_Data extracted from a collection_
<<<<
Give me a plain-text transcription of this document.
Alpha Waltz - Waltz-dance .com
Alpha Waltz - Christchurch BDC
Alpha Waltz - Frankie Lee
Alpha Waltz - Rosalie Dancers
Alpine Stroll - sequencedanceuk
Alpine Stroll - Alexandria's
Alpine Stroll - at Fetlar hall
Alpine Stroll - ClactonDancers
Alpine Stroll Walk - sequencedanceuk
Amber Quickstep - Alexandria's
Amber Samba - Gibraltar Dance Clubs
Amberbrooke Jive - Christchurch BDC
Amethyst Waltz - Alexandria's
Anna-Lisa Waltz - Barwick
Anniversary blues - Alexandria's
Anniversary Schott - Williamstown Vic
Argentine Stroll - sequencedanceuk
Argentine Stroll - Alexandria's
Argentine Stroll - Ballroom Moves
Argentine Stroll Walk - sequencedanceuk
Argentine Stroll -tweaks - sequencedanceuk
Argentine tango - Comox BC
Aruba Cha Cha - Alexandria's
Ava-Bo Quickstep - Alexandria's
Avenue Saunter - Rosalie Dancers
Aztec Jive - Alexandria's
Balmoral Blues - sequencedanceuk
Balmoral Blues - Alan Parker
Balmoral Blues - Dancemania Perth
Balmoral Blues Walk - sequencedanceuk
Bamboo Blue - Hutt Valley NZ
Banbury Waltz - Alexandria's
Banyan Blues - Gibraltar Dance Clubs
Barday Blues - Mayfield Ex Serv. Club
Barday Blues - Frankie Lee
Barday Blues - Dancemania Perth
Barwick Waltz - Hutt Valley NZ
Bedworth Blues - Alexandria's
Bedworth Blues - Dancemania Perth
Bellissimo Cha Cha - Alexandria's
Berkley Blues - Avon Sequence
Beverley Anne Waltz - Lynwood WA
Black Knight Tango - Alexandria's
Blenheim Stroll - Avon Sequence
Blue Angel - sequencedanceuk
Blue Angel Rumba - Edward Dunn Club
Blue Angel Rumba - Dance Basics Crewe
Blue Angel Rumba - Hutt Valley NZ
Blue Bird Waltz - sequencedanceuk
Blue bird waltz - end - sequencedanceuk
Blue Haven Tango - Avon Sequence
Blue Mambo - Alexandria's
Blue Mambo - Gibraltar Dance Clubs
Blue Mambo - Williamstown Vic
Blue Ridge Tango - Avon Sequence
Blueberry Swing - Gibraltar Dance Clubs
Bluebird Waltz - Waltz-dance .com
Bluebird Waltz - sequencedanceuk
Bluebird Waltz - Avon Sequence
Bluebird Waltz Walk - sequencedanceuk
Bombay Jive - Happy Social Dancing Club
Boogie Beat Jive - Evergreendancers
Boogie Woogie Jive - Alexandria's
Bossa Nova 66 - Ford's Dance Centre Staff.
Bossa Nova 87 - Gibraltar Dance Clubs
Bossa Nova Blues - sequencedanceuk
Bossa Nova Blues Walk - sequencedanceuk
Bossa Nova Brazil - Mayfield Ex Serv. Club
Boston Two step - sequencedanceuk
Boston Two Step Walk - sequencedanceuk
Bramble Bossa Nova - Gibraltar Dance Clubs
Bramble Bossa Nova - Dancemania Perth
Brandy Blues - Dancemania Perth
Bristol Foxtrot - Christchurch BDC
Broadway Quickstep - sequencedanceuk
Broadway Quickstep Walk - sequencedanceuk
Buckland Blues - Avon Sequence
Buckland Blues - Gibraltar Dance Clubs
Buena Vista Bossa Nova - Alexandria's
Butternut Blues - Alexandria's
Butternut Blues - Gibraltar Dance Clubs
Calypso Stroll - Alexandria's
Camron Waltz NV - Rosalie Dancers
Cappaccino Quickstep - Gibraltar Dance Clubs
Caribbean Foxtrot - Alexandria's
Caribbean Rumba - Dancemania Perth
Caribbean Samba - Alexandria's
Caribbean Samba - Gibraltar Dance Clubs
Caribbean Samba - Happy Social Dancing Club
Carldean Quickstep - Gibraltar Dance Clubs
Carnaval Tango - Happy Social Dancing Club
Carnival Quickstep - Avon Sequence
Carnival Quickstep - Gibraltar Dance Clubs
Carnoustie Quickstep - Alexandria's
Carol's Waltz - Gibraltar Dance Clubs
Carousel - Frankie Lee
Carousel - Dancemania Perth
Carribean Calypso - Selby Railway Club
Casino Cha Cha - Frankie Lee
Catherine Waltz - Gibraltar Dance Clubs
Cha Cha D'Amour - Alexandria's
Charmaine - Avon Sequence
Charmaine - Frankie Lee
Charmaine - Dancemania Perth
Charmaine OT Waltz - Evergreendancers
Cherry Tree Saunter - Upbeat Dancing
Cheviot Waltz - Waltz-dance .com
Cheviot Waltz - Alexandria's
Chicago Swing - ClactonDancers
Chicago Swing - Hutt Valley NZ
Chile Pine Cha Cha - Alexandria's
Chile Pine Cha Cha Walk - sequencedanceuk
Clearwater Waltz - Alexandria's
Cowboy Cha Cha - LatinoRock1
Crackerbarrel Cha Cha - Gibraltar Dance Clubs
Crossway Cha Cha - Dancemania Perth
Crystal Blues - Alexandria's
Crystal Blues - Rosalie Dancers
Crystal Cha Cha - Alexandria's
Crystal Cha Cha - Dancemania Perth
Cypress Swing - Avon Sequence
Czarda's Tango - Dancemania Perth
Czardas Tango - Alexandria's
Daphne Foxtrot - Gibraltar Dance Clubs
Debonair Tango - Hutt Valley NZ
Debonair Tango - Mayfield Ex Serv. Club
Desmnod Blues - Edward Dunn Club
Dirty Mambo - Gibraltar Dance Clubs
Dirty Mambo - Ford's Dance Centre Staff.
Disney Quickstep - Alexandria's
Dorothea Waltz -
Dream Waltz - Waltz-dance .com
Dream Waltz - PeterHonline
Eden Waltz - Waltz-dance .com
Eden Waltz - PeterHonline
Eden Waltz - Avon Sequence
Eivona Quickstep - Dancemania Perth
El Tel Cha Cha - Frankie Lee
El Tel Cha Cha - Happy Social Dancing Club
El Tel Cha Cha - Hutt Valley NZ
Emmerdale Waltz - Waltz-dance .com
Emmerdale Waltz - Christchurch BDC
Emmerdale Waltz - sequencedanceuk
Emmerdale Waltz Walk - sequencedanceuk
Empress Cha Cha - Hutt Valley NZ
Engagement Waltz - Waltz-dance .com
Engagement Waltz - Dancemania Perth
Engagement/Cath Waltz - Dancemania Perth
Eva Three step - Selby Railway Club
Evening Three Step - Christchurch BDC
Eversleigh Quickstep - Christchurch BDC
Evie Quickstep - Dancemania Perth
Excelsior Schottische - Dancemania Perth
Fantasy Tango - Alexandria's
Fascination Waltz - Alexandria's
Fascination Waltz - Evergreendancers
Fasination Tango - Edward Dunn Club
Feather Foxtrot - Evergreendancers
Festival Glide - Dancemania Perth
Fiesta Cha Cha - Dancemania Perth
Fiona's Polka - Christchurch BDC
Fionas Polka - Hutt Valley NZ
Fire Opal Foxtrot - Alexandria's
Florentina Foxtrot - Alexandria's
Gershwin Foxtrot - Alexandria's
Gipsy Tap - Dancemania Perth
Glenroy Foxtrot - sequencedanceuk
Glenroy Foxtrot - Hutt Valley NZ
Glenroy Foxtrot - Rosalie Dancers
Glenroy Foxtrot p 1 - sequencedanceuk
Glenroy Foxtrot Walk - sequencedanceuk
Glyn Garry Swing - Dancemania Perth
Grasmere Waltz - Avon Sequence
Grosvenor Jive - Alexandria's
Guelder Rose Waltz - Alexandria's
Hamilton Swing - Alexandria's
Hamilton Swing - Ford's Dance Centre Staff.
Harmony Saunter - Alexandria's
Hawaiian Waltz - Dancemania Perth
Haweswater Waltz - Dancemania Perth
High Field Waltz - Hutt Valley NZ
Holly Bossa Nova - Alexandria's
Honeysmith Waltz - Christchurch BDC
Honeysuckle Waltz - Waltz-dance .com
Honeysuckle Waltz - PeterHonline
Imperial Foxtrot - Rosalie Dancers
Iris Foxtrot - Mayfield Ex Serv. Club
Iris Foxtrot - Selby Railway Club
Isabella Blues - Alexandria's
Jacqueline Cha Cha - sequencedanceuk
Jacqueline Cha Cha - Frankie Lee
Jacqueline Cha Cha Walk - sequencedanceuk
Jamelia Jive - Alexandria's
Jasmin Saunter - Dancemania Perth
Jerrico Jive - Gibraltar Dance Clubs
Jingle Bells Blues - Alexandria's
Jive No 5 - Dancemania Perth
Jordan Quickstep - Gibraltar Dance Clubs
>>>>
_STATED TASK_
Select all lines with the word "Glenroy" from the entries above.

_SOLUTION TO THE EXERCISE_
Glenroy Foxtrot - sequencedanceuk
Glenroy Foxtrot - Hutt Valley NZ
Glenroy Foxtrot - Rosalie Dancers
Glenroy Foxtrot p 1 - sequencedanceuk
Glenroy Foxtrot Walk - sequencedanceuk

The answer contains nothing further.